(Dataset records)
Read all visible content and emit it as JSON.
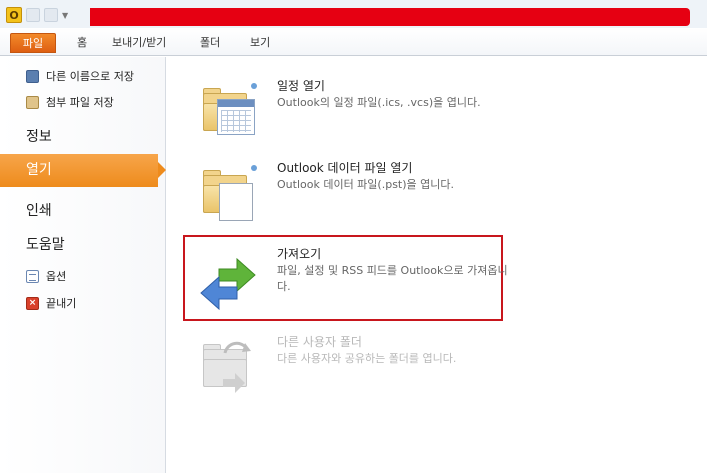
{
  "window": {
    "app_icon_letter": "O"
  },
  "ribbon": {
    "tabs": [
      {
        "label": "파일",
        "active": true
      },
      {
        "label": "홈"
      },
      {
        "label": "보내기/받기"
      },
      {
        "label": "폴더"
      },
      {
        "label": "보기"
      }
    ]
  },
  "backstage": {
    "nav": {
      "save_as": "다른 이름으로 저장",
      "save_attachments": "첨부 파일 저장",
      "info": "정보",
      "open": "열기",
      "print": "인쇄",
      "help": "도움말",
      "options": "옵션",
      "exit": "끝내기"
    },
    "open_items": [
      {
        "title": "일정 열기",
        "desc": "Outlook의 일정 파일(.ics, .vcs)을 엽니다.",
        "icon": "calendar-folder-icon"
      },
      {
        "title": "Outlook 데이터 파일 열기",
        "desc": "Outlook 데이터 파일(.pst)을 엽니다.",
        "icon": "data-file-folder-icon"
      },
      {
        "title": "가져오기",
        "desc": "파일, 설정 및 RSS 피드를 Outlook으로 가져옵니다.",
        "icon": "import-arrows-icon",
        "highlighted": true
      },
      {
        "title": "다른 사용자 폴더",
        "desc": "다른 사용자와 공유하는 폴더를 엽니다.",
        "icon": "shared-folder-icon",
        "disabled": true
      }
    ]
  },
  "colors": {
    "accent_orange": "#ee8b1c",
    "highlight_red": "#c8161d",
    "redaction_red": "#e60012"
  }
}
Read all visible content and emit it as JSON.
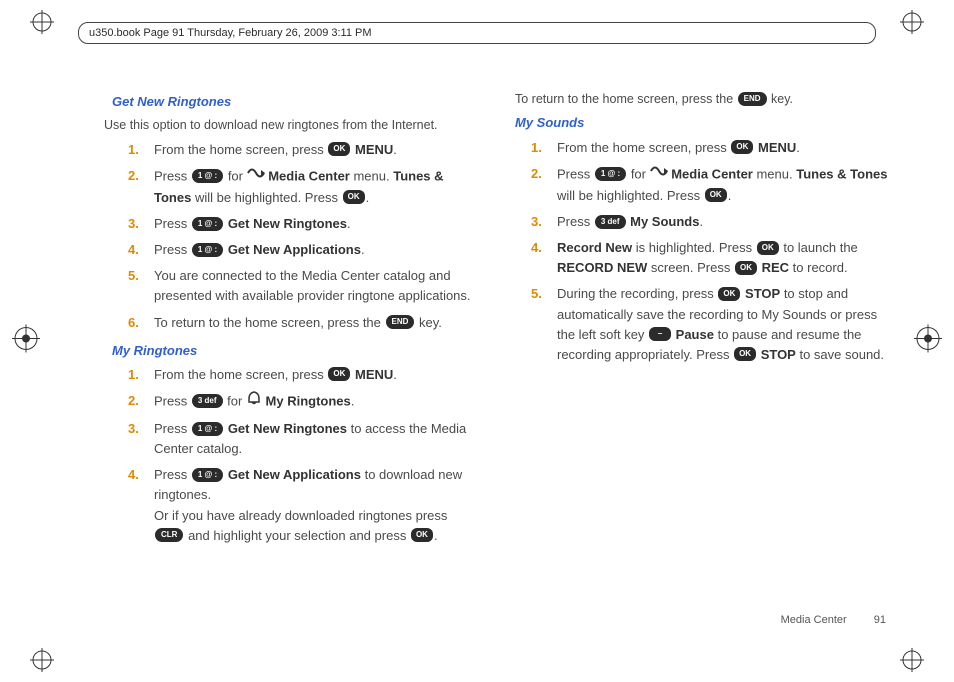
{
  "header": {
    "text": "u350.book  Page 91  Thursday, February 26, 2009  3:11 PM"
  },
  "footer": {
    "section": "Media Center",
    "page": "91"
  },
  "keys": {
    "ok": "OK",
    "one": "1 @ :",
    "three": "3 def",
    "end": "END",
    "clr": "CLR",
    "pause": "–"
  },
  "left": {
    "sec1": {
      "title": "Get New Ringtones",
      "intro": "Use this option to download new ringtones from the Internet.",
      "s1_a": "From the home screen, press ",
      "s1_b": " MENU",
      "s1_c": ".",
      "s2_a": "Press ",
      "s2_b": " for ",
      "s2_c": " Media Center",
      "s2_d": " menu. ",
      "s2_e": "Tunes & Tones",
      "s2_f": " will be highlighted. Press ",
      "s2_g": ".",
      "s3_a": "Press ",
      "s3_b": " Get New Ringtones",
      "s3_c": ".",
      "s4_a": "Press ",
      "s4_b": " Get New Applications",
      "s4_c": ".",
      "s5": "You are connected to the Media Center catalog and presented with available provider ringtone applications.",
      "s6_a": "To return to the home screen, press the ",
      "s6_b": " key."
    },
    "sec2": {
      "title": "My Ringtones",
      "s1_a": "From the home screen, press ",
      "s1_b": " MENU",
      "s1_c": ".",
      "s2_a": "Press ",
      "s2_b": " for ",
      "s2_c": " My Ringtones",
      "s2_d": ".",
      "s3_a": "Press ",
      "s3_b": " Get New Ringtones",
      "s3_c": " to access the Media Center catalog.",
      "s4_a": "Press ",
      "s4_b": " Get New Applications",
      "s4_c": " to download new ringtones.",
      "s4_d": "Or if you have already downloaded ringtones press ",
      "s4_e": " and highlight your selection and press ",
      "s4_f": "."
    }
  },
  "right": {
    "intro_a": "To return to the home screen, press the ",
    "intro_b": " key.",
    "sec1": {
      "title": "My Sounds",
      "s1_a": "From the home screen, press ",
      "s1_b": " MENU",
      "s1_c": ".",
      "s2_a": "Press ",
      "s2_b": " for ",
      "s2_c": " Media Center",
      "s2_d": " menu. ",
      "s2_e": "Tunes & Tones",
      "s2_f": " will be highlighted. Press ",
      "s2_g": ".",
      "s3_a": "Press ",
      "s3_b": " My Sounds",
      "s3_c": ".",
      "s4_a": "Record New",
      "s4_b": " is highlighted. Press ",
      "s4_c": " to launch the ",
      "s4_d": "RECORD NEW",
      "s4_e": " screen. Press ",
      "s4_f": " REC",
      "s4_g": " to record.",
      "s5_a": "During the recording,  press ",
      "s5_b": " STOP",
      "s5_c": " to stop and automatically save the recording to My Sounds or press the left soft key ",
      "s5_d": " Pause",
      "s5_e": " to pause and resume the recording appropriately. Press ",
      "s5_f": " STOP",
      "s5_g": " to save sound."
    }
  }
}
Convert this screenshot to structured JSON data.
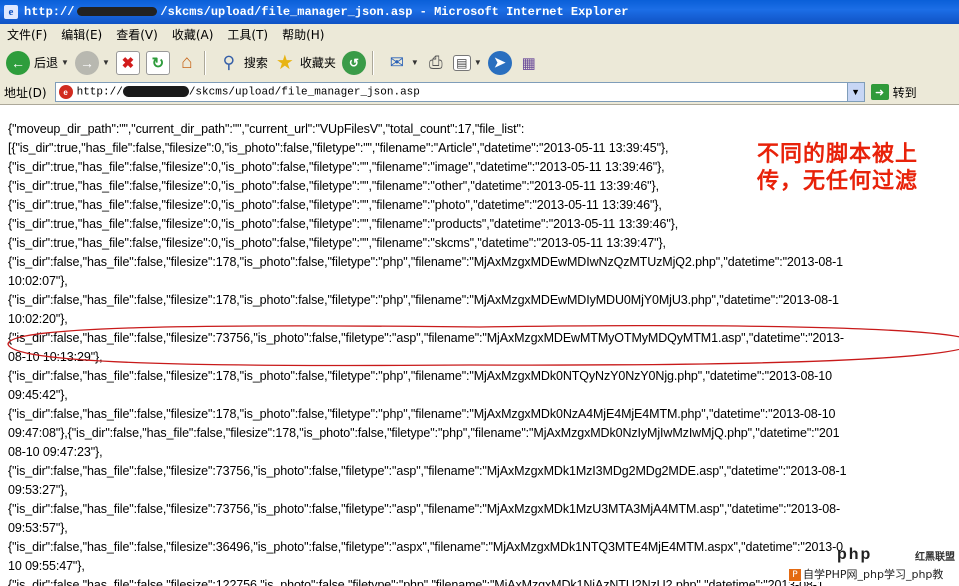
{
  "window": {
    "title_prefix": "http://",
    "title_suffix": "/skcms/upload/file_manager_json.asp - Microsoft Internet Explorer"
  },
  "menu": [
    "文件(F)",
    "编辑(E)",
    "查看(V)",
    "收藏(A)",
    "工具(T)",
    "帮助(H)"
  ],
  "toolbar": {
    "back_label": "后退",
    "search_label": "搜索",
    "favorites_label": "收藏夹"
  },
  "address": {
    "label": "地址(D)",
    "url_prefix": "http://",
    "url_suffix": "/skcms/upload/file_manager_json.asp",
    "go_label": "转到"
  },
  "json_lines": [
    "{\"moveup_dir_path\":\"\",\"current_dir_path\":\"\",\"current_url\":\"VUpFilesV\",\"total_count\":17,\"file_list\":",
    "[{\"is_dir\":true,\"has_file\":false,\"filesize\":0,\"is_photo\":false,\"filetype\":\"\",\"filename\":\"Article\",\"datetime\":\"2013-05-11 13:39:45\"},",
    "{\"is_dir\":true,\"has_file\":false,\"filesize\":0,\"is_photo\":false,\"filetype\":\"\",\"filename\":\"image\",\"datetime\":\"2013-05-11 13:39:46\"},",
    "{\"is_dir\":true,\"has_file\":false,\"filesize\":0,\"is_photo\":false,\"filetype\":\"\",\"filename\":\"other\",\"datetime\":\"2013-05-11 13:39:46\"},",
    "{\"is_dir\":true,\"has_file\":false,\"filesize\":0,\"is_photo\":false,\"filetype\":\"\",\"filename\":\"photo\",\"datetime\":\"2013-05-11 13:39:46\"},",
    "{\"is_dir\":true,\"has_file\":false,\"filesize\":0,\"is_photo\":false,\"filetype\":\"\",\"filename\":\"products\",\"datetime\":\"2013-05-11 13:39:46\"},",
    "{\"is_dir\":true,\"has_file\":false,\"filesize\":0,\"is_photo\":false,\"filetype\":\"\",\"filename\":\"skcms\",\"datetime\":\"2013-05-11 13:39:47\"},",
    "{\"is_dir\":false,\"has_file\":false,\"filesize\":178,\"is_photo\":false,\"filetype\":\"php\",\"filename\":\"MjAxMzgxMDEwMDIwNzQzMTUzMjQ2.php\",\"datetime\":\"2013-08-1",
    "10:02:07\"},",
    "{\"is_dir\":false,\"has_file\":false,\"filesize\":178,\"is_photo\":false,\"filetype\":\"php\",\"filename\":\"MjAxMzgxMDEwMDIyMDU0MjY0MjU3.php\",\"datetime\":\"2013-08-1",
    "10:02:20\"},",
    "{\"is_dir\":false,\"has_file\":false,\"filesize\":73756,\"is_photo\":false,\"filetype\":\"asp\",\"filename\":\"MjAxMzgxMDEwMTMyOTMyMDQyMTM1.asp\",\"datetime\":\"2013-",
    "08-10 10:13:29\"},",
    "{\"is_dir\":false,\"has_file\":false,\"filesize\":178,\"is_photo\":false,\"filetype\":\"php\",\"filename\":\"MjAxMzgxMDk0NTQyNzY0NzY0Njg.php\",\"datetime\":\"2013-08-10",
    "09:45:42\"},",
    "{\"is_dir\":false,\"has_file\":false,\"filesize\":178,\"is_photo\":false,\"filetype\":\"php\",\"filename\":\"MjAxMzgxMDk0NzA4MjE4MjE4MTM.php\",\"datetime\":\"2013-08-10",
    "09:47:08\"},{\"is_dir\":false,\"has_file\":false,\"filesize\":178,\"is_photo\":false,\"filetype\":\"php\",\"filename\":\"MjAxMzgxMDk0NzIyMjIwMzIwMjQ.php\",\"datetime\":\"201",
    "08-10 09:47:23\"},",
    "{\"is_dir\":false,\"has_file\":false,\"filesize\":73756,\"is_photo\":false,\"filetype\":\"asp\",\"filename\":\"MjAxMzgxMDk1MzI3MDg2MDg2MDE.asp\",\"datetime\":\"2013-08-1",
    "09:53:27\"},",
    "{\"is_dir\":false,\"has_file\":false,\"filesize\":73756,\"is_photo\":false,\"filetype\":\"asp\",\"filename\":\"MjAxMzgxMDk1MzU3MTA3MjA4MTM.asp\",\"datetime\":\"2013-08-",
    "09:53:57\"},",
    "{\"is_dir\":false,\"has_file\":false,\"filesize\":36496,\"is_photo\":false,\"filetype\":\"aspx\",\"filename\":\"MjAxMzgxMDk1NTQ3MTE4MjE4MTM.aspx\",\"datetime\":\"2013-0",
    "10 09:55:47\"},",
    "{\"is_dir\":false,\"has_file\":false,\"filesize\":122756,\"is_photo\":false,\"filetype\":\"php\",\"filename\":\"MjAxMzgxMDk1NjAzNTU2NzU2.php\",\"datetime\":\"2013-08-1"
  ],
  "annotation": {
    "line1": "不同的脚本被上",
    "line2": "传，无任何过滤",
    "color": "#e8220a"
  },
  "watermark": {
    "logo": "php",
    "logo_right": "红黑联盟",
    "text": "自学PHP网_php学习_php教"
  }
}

● DO THIS: Your task is to report how many lines of the material include the string "return". Give the number and no other words.

● EXERCISE OUTPUT: 2